-- begin STORED RECORDS --

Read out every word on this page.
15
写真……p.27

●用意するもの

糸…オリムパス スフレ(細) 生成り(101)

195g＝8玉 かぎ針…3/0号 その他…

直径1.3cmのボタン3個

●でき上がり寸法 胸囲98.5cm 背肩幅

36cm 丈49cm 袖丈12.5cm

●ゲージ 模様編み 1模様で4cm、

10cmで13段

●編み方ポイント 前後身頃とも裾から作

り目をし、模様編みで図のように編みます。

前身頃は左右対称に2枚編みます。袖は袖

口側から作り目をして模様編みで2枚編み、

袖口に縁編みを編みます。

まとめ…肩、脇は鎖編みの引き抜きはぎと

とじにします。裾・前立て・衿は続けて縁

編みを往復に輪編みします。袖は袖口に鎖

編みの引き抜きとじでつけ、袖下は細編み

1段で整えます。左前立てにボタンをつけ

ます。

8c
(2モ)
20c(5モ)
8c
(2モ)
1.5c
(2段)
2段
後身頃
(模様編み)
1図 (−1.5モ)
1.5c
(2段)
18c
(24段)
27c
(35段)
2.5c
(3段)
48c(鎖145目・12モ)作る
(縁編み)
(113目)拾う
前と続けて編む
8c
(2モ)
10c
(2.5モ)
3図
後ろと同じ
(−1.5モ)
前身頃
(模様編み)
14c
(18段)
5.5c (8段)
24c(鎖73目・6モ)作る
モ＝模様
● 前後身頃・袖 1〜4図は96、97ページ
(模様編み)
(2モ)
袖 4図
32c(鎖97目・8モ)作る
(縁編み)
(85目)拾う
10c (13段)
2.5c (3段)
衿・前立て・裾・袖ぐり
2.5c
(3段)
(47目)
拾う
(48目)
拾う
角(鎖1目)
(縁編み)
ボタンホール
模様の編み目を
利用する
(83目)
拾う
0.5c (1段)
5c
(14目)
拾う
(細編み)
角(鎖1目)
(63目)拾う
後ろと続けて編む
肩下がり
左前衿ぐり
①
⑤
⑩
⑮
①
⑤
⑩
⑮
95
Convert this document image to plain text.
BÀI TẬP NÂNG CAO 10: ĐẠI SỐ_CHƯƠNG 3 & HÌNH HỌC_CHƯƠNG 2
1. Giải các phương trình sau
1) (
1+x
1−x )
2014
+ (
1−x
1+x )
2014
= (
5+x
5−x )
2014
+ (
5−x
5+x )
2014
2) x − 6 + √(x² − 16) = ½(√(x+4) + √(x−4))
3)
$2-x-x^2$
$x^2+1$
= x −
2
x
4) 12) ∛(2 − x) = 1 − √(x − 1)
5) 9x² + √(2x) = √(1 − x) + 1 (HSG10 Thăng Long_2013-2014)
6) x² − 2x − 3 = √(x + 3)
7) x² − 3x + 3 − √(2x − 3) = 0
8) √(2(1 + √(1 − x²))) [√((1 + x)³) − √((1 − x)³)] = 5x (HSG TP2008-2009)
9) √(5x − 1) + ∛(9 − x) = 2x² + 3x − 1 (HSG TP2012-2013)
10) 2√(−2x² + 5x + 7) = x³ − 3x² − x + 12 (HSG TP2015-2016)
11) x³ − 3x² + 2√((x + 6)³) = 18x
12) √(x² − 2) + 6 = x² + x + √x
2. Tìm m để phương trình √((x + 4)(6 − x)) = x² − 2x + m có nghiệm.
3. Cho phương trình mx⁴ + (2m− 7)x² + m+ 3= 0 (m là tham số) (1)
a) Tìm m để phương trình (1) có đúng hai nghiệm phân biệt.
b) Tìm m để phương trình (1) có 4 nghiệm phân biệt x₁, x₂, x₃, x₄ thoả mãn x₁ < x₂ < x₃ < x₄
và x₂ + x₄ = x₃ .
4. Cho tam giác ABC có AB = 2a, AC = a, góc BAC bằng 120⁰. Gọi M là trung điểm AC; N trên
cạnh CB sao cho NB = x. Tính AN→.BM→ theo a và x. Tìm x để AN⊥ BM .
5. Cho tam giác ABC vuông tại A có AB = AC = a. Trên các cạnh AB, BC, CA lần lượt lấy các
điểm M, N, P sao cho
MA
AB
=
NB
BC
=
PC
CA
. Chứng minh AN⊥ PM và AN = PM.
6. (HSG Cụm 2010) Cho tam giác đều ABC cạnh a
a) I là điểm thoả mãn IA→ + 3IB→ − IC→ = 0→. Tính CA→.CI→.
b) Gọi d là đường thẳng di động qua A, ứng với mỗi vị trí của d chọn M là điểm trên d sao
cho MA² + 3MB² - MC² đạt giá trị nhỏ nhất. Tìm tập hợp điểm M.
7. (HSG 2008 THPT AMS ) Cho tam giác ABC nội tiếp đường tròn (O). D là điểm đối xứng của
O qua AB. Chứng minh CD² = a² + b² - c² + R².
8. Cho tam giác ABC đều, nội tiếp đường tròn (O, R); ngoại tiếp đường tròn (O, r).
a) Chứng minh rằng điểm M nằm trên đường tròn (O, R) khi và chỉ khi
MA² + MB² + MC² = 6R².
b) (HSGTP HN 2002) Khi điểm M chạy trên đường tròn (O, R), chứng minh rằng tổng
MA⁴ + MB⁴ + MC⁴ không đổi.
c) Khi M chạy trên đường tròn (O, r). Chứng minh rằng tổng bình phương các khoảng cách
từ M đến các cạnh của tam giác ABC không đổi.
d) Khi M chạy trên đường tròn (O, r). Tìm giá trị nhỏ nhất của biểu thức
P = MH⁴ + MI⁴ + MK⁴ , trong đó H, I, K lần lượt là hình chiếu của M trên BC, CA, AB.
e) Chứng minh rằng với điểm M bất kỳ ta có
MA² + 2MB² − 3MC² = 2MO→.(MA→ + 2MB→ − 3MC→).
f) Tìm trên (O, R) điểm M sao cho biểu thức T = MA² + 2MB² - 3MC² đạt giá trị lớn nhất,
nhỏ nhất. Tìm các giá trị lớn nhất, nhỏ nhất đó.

-- end STORED RECORDS --

**GOAL**
Print the material once more, exactly.

**TASK OUTPUT**
Read out every word on this page.
15
写真……p.27

●用意するもの

糸…オリムパス スフレ(細) 生成り(101)

195g＝8玉 かぎ針…3/0号 その他…

直径1.3cmのボタン3個

●でき上がり寸法 胸囲98.5cm 背肩幅

36cm 丈49cm 袖丈12.5cm

●ゲージ 模様編み 1模様で4cm、

10cmで13段

●編み方ポイント 前後身頃とも裾から作

り目をし、模様編みで図のように編みます。

前身頃は左右対称に2枚編みます。袖は袖

口側から作り目をして模様編みで2枚編み、

袖口に縁編みを編みます。

まとめ…肩、脇は鎖編みの引き抜きはぎと

とじにします。裾・前立て・衿は続けて縁

編みを往復に輪編みします。袖は袖口に鎖

編みの引き抜きとじでつけ、袖下は細編み

1段で整えます。左前立てにボタンをつけ

ます。

8c
(2モ)
20c(5モ)
8c
(2モ)
1.5c
(2段)
2段
後身頃
(模様編み)
1図 (−1.5モ)
1.5c
(2段)
18c
(24段)
27c
(35段)
2.5c
(3段)
48c(鎖145目・12モ)作る
(縁編み)
(113目)拾う
前と続けて編む
8c
(2モ)
10c
(2.5モ)
3図
後ろと同じ
(−1.5モ)
前身頃
(模様編み)
14c
(18段)
5.5c (8段)
24c(鎖73目・6モ)作る
モ＝模様
● 前後身頃・袖 1〜4図は96、97ページ
(模様編み)
(2モ)
袖 4図
32c(鎖97目・8モ)作る
(縁編み)
(85目)拾う
10c (13段)
2.5c (3段)
衿・前立て・裾・袖ぐり
2.5c
(3段)
(47目)
拾う
(48目)
拾う
角(鎖1目)
(縁編み)
ボタンホール
模様の編み目を
利用する
(83目)
拾う
0.5c (1段)
5c
(14目)
拾う
(細編み)
角(鎖1目)
(63目)拾う
後ろと続けて編む
肩下がり
左前衿ぐり
①
⑤
⑩
⑮
①
⑤
⑩
⑮
95
Convert this document image to plain text.
BÀI TẬP NÂNG CAO 10: ĐẠI SỐ_CHƯƠNG 3 & HÌNH HỌC_CHƯƠNG 2
1. Giải các phương trình sau
1) (
1+x
1−x )
2014
+ (
1−x
1+x )
2014
= (
5+x
5−x )
2014
+ (
5−x
5+x )
2014
2) x − 6 + √(x² − 16) = ½(√(x+4) + √(x−4))
3)
$2-x-x^2$
$x^2+1$
= x −
2
x
4) 12) ∛(2 − x) = 1 − √(x − 1)
5) 9x² + √(2x) = √(1 − x) + 1 (HSG10 Thăng Long_2013-2014)
6) x² − 2x − 3 = √(x + 3)
7) x² − 3x + 3 − √(2x − 3) = 0
8) √(2(1 + √(1 − x²))) [√((1 + x)³) − √((1 − x)³)] = 5x (HSG TP2008-2009)
9) √(5x − 1) + ∛(9 − x) = 2x² + 3x − 1 (HSG TP2012-2013)
10) 2√(−2x² + 5x + 7) = x³ − 3x² − x + 12 (HSG TP2015-2016)
11) x³ − 3x² + 2√((x + 6)³) = 18x
12) √(x² − 2) + 6 = x² + x + √x
2. Tìm m để phương trình √((x + 4)(6 − x)) = x² − 2x + m có nghiệm.
3. Cho phương trình mx⁴ + (2m− 7)x² + m+ 3= 0 (m là tham số) (1)
a) Tìm m để phương trình (1) có đúng hai nghiệm phân biệt.
b) Tìm m để phương trình (1) có 4 nghiệm phân biệt x₁, x₂, x₃, x₄ thoả mãn x₁ < x₂ < x₃ < x₄
và x₂ + x₄ = x₃ .
4. Cho tam giác ABC có AB = 2a, AC = a, góc BAC bằng 120⁰. Gọi M là trung điểm AC; N trên
cạnh CB sao cho NB = x. Tính AN→.BM→ theo a và x. Tìm x để AN⊥ BM .
5. Cho tam giác ABC vuông tại A có AB = AC = a. Trên các cạnh AB, BC, CA lần lượt lấy các
điểm M, N, P sao cho
MA
AB
=
NB
BC
=
PC
CA
. Chứng minh AN⊥ PM và AN = PM.
6. (HSG Cụm 2010) Cho tam giác đều ABC cạnh a
a) I là điểm thoả mãn IA→ + 3IB→ − IC→ = 0→. Tính CA→.CI→.
b) Gọi d là đường thẳng di động qua A, ứng với mỗi vị trí của d chọn M là điểm trên d sao
cho MA² + 3MB² - MC² đạt giá trị nhỏ nhất. Tìm tập hợp điểm M.
7. (HSG 2008 THPT AMS ) Cho tam giác ABC nội tiếp đường tròn (O). D là điểm đối xứng của
O qua AB. Chứng minh CD² = a² + b² - c² + R².
8. Cho tam giác ABC đều, nội tiếp đường tròn (O, R); ngoại tiếp đường tròn (O, r).
a) Chứng minh rằng điểm M nằm trên đường tròn (O, R) khi và chỉ khi
MA² + MB² + MC² = 6R².
b) (HSGTP HN 2002) Khi điểm M chạy trên đường tròn (O, R), chứng minh rằng tổng
MA⁴ + MB⁴ + MC⁴ không đổi.
c) Khi M chạy trên đường tròn (O, r). Chứng minh rằng tổng bình phương các khoảng cách
từ M đến các cạnh của tam giác ABC không đổi.
d) Khi M chạy trên đường tròn (O, r). Tìm giá trị nhỏ nhất của biểu thức
P = MH⁴ + MI⁴ + MK⁴ , trong đó H, I, K lần lượt là hình chiếu của M trên BC, CA, AB.
e) Chứng minh rằng với điểm M bất kỳ ta có
MA² + 2MB² − 3MC² = 2MO→.(MA→ + 2MB→ − 3MC→).
f) Tìm trên (O, R) điểm M sao cho biểu thức T = MA² + 2MB² - 3MC² đạt giá trị lớn nhất,
nhỏ nhất. Tìm các giá trị lớn nhất, nhỏ nhất đó.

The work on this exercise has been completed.